At The Theater #12: Remember Me

In 2008, my first year of 52 movies in 52 weeks, I saw a movie set in New York City’s recent past that I found mind-numbingly slow and focused on a main character that I couldn’t stand. That movie was The Wackness, which I thought was so bad I named it the worst movie of both 2008 and 2009. The baton has been passed. I have a new movie set in New York City’s recent past that I found mind-numbingly slow and focused on a main character that I couldn’t stand. That movie is Remember Me.

The worst thing about Remember Me is that it’s my own fault that I saw it. This movie was punishment for having my girlfriend get a popcorn refill during the first five minutes of Alice in Wonderland. If only I had a time machine, I could have warned me of one month ago to get the popcorn refill himself (myself?). “You’re really not missing anything. The first five minutes are really slow. And you’re going to end up seeing Remember Me.” One-month-ago-me might say “I wouldn’t mind seeing Remember Me; isn’t Claire from Lost in it?” Then I’d compare it to The Wackness and he would sprint to the concession stand.

The three main actors in Remember Me are non-Americans playing Americans with terrible accents. Their accents are so unbelievable than John Cleese’s Taunting French Guard in Monty Python and the Holy Grail would would no longer call his own accent ridiculous. Pierce Brosnan attempts the most over the top Bronx accent imaginable with a hint of Brit coming through.

I’m guessing that Emilie De Ravin, Lost’s “WHERE’S MY BABY???” learned her American accent by watching Christian Bale in Batman Begins and The Dark Knight. I don’t remember her voice being like this when she played an American in 2005’s Brick, but then again she was dead for most of that movie. Here, every time she spoke I kept expecting her to let out a deep throated “Joker! Where’s Rachel?!”

- [Information provided]
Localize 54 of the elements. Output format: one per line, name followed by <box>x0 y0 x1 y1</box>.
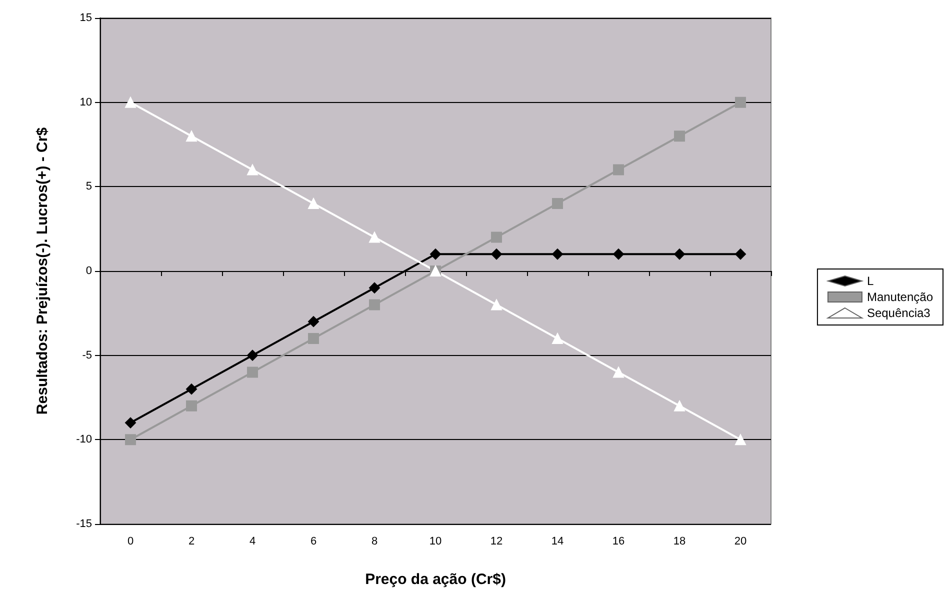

- [Challenges]
• 1. Swap "popcorn refill" for "soda refill" and give the Remember Me review again from "The worst thing" up to and including "the concession stand.".
• 2. How would you sum up the Remember Me review in two sentences?
• 3. Can you turn the paragraph of the Remember Me review that begins "The three main actors" into a short list that keeps its main facts?

- [In response]
• 1.
The worst thing about Remember Me is that it’s my own fault that I saw it. This movie was punishment for having my girlfriend get a soda refill during the first five minutes of Alice in Wonderland. If only I had a time machine, I could have warned me of one month ago to get the soda refill himself (myself?). “You’re really not missing anything. The first five minutes are really slow. And you’re going to end up seeing Remember Me.” One-month-ago-me might say “I wouldn’t mind seeing Remember Me; isn’t Claire from Lost in it?” Then I’d compare it to The Wackness and he would sprint to the concession stand.

• 2. The reviewer found Remember Me mind-numbingly slow and centered on an unbearable main character, much like The Wackness, and saw it only as punishment for having a girlfriend get a popcorn refill during Alice in Wonderland. The review also faults the three non-American leads for terrible American accents, singling out Pierce Brosnan's over-the-top Bronx accent and Emilie De Ravin's voice, which the reviewer likens to Christian Bale's in the Batman films.

• 3.
- The three main actors are non-Americans playing Americans, and their accents are terrible.
- The accents are so unbelievable that John Cleese's Taunting French Guard in Monty Python and the Holy Grail would no longer call his own accent ridiculous.
- Pierce Brosnan attempts the most over-the-top Bronx accent imaginable, with a hint of British coming through.